• [WHAT YOU NEED TO DO] Work out the number of lines in the listing that include the string "Maternal". Reply with that number alone.

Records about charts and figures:

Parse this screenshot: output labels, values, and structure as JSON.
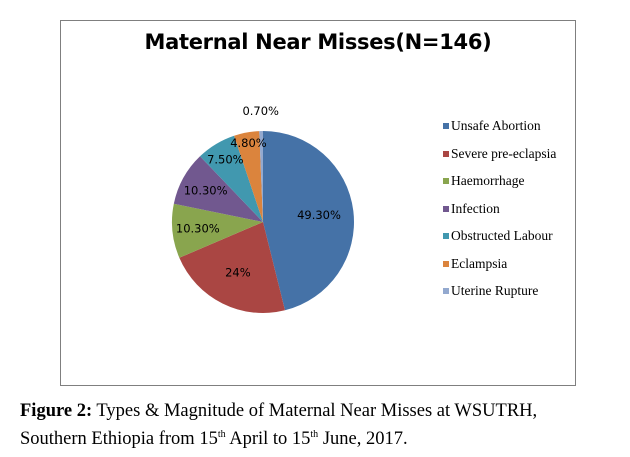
{
  "chart_data": {
    "type": "pie",
    "title": "Maternal Near Misses(N=146)",
    "slices": [
      {
        "name": "Unsafe Abortion",
        "value": 49.3,
        "label": "49.30%",
        "color": "#4572a7"
      },
      {
        "name": "Severe pre-eclapsia",
        "value": 24,
        "label": "24%",
        "color": "#aa4643"
      },
      {
        "name": "Haemorrhage",
        "value": 10.3,
        "label": "10.30%",
        "color": "#89a54e"
      },
      {
        "name": "Infection",
        "value": 10.3,
        "label": "10.30%",
        "color": "#71588f"
      },
      {
        "name": "Obstructed Labour",
        "value": 7.5,
        "label": "7.50%",
        "color": "#4198af"
      },
      {
        "name": "Eclampsia",
        "value": 4.8,
        "label": "4.80%",
        "color": "#db843d"
      },
      {
        "name": "Uterine Rupture",
        "value": 0.7,
        "label": "0.70%",
        "color": "#93a9cf"
      }
    ],
    "legend_position": "right"
  },
  "caption": {
    "label": "Figure 2:",
    "line1": " Types & Magnitude of Maternal Near Misses at WSUTRH,",
    "line2a": "Southern Ethiopia from 15",
    "sup1": "th",
    "line2b": " April to 15",
    "sup2": "th",
    "line2c": " June, 2017."
  }
}
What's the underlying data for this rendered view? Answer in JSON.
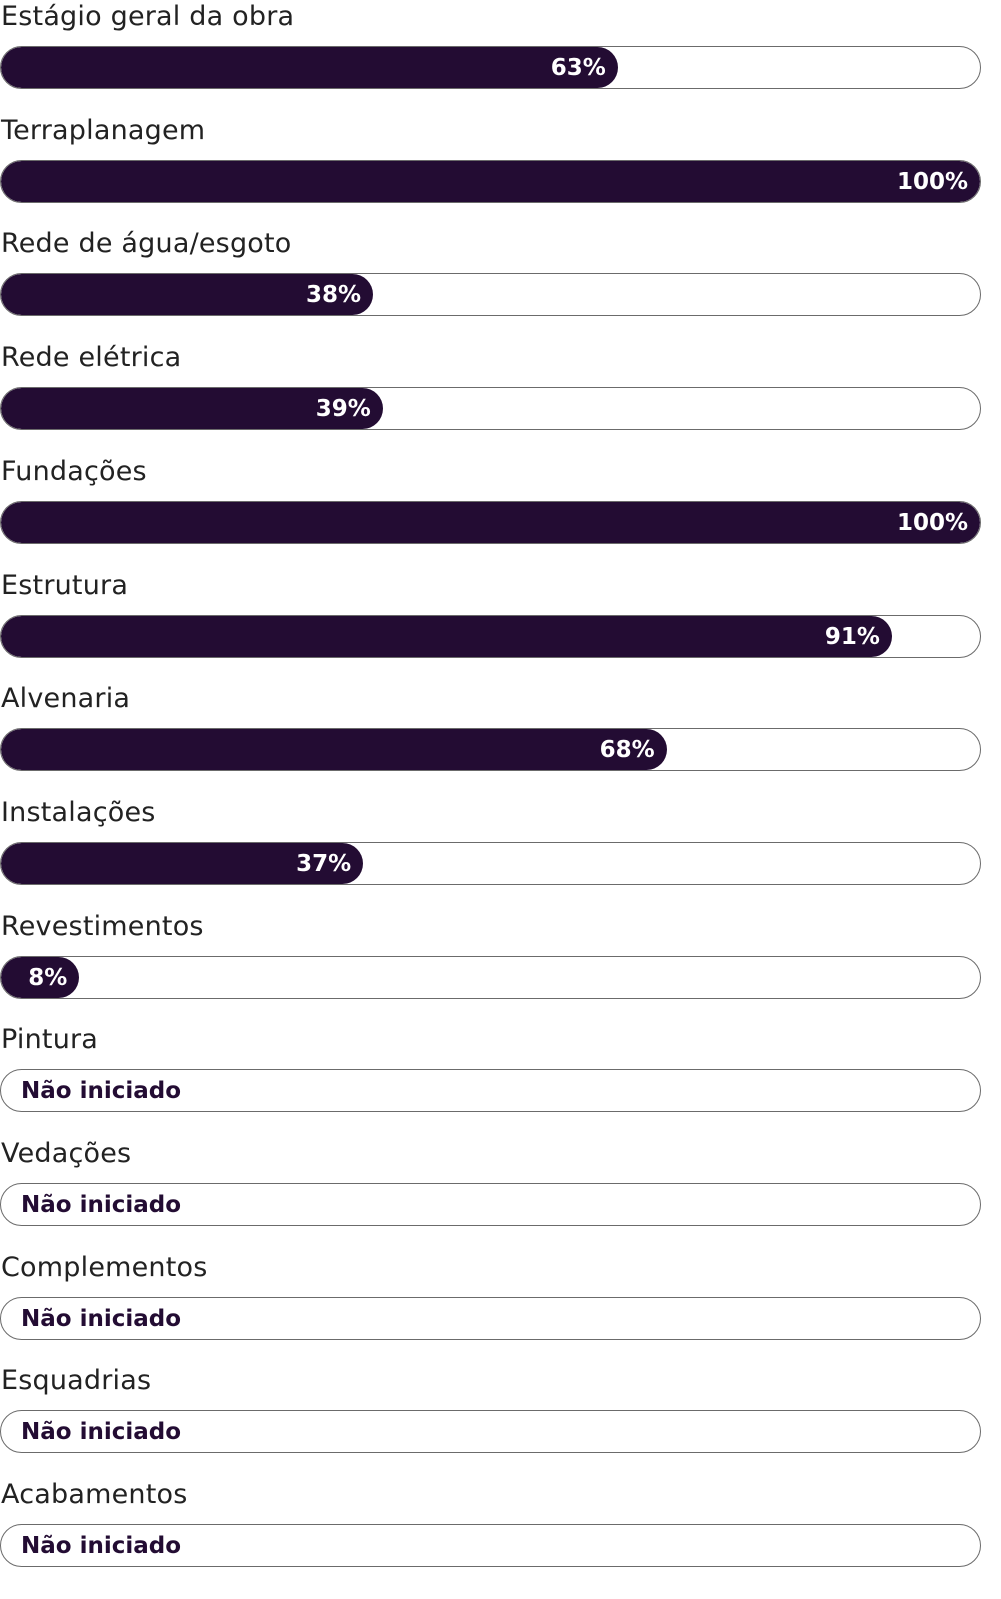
{
  "colors": {
    "fill": "#230c33",
    "track_border": "#6b6b6b",
    "label_text": "#222222",
    "fill_text": "#ffffff"
  },
  "stages": [
    {
      "label": "Estágio geral da obra",
      "progress": 63,
      "progress_label": "63%"
    },
    {
      "label": "Terraplanagem",
      "progress": 100,
      "progress_label": "100%"
    },
    {
      "label": "Rede de água/esgoto",
      "progress": 38,
      "progress_label": "38%"
    },
    {
      "label": "Rede elétrica",
      "progress": 39,
      "progress_label": "39%"
    },
    {
      "label": "Fundações",
      "progress": 100,
      "progress_label": "100%"
    },
    {
      "label": "Estrutura",
      "progress": 91,
      "progress_label": "91%"
    },
    {
      "label": "Alvenaria",
      "progress": 68,
      "progress_label": "68%"
    },
    {
      "label": "Instalações",
      "progress": 37,
      "progress_label": "37%"
    },
    {
      "label": "Revestimentos",
      "progress": 8,
      "progress_label": "8%"
    },
    {
      "label": "Pintura",
      "progress": 0,
      "status_label": "Não iniciado"
    },
    {
      "label": "Vedações",
      "progress": 0,
      "status_label": "Não iniciado"
    },
    {
      "label": "Complementos",
      "progress": 0,
      "status_label": "Não iniciado"
    },
    {
      "label": "Esquadrias",
      "progress": 0,
      "status_label": "Não iniciado"
    },
    {
      "label": "Acabamentos",
      "progress": 0,
      "status_label": "Não iniciado"
    }
  ]
}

• [COMPLETED EXERCISE] 2